──────── INPUT ────────

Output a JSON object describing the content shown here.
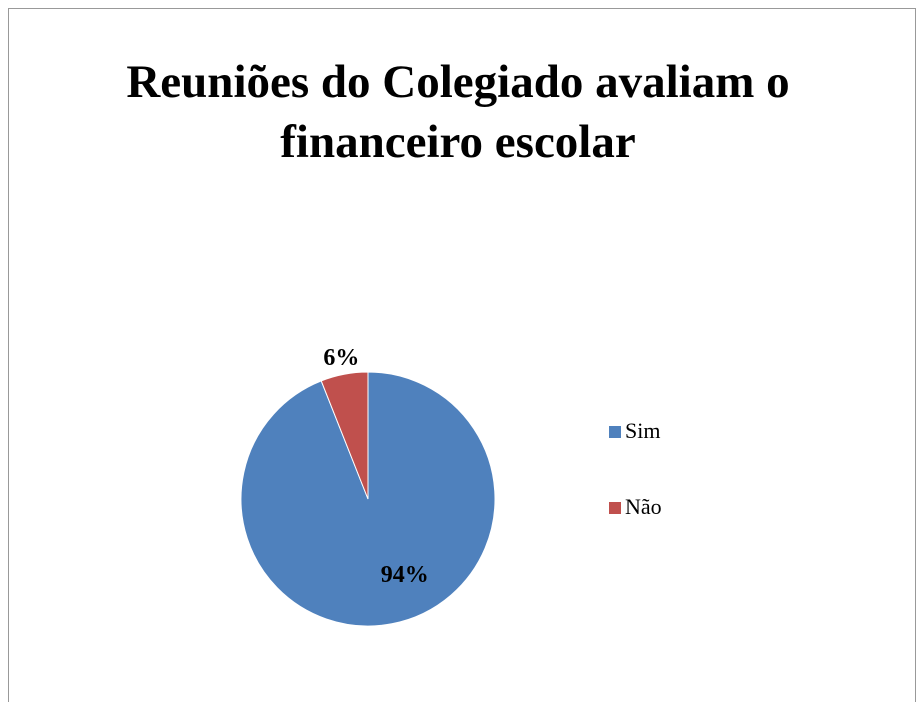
{
  "chart_data": {
    "type": "pie",
    "title": "Reuniões do Colegiado avaliam o financeiro escolar",
    "categories": [
      "Sim",
      "Não"
    ],
    "values": [
      94,
      6
    ],
    "value_labels": [
      "94%",
      "6%"
    ],
    "colors": [
      "#4f81bd",
      "#c0504d"
    ],
    "legend": "right"
  }
}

────────

◆ WHAT YOU SHOULD DO
Skip the pictures, then retype every line above exactly.

◆ SOLUTION TO THE EXERCISE
Output a JSON object describing the content shown here.
{
  "chart_data": {
    "type": "pie",
    "title": "Reuniões do Colegiado avaliam o financeiro escolar",
    "categories": [
      "Sim",
      "Não"
    ],
    "values": [
      94,
      6
    ],
    "value_labels": [
      "94%",
      "6%"
    ],
    "colors": [
      "#4f81bd",
      "#c0504d"
    ],
    "legend": "right"
  }
}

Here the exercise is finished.